WORK INSTRUCTIONS ▸ Extract each line holding the word "而皆若偻" from the entries.

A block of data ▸
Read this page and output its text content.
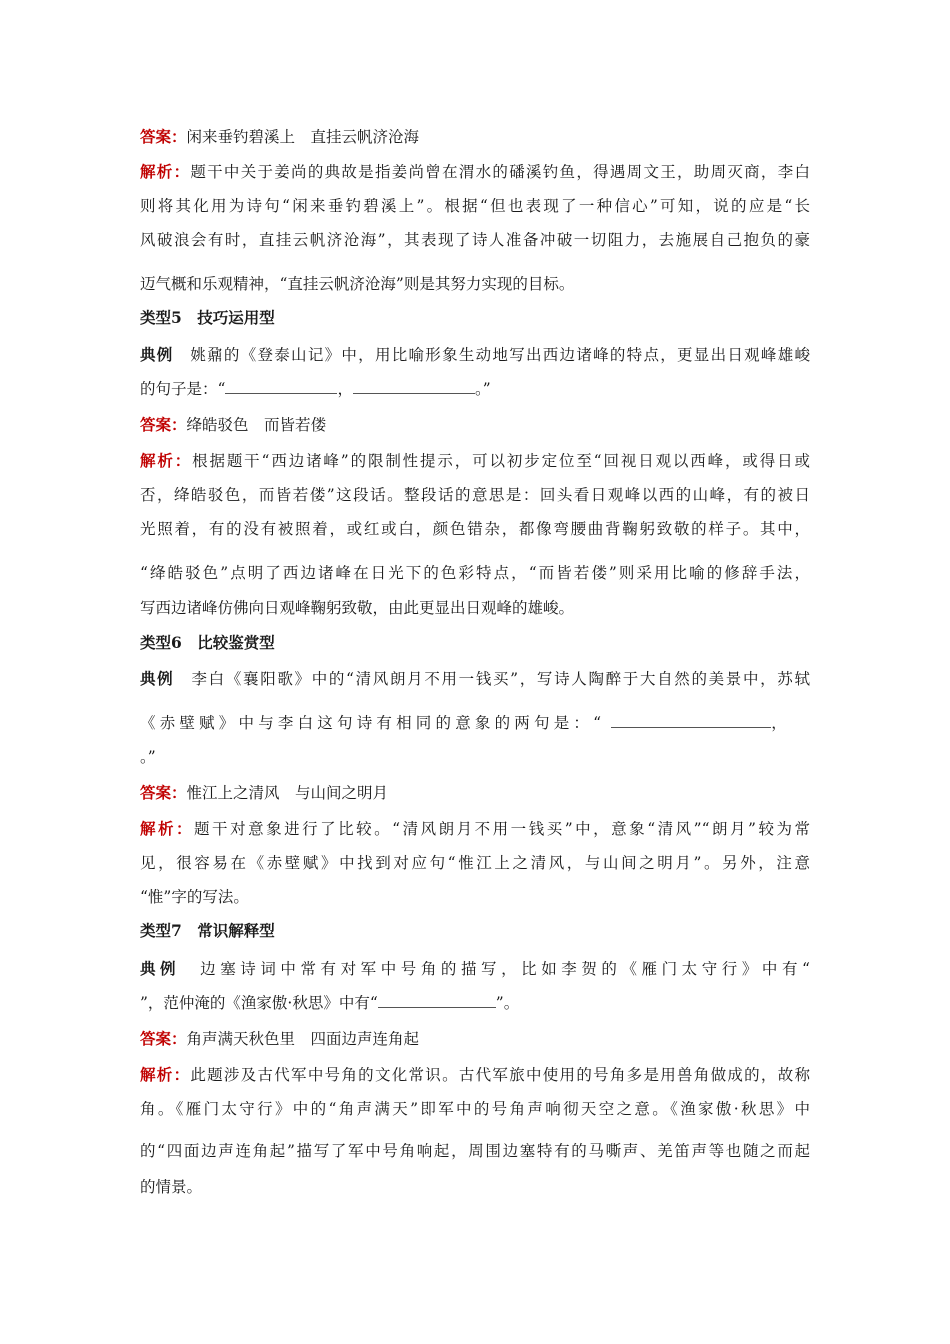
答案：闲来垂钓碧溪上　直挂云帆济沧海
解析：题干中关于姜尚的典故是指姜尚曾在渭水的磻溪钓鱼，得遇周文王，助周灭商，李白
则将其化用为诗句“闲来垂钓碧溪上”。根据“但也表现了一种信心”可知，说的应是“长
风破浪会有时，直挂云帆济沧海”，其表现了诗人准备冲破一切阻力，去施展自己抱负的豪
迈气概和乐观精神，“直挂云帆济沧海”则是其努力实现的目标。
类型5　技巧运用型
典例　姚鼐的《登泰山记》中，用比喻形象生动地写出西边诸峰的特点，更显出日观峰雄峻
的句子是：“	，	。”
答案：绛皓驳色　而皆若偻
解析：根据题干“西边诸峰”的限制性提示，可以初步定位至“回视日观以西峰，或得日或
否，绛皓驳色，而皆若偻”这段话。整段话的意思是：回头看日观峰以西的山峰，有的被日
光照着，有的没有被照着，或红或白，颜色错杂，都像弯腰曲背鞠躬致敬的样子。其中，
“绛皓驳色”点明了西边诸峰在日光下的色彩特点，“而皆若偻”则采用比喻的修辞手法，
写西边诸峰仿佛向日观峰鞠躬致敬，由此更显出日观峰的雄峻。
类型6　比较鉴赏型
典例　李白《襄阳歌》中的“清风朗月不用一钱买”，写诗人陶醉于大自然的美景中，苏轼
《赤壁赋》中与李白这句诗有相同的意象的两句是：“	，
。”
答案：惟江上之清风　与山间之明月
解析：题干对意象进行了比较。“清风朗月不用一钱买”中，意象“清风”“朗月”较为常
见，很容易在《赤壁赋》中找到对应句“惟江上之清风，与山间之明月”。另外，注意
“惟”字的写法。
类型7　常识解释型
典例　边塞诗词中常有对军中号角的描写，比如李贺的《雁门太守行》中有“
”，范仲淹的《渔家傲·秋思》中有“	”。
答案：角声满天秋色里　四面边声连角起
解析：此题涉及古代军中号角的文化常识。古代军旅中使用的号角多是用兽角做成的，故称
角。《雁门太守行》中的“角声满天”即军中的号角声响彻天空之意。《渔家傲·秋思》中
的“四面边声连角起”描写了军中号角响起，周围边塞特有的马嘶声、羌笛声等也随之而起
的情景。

* * *

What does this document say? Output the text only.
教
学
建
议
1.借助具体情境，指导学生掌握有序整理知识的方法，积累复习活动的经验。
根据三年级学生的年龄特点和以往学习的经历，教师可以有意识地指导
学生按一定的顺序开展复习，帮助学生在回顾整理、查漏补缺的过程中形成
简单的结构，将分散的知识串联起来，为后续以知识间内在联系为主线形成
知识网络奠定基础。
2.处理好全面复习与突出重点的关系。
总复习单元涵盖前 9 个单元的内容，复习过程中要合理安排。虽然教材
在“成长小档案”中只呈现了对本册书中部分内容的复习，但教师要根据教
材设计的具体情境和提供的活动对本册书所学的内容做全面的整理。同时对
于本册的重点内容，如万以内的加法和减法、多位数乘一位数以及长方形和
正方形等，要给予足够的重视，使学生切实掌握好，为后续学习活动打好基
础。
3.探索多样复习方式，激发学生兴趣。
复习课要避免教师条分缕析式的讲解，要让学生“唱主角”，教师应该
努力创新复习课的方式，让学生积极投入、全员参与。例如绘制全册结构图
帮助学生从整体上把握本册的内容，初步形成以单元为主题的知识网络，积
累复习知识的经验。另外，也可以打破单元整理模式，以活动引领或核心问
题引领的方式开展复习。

---

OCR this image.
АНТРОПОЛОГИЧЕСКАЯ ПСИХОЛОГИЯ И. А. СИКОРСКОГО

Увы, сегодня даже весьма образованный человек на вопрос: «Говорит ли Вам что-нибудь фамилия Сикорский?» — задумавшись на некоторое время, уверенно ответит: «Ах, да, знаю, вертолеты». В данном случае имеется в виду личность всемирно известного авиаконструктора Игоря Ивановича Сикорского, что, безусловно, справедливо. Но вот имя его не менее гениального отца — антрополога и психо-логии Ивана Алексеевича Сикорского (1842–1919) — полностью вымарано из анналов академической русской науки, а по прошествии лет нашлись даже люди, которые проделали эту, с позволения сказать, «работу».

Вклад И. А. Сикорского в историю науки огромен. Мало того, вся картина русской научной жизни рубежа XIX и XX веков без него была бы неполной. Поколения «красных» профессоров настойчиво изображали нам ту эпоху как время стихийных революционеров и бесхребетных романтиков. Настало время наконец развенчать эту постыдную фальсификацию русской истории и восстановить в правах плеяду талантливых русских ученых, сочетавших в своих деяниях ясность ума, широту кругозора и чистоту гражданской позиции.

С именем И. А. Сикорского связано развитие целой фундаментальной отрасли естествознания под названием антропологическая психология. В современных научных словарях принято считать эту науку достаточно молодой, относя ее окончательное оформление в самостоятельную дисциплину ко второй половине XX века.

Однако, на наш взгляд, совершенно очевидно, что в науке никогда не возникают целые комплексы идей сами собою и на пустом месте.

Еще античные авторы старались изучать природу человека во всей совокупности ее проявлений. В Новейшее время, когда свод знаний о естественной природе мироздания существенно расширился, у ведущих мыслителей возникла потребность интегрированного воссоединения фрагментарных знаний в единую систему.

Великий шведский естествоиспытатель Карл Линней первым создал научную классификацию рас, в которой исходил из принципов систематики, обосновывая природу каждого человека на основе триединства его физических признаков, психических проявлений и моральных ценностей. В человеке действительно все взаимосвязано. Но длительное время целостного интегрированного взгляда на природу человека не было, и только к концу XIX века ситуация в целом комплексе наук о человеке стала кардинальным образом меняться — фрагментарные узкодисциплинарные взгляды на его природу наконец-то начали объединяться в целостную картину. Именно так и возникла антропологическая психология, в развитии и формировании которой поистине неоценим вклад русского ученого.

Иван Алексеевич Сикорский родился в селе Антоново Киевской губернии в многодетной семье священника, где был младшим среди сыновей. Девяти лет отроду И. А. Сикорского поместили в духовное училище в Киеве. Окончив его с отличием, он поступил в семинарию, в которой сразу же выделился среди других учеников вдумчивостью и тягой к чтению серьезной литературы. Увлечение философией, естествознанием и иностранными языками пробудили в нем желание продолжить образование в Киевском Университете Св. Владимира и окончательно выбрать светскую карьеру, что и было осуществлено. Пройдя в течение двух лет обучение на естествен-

OUTPUT BELOW ▸
答案：绛皓驳色　而皆若偻
否，绛皓驳色，而皆若偻”这段话。整段话的意思是：回头看日观峰以西的山峰，有的被日
“绛皓驳色”点明了西边诸峰在日光下的色彩特点，“而皆若偻”则采用比喻的修辞手法，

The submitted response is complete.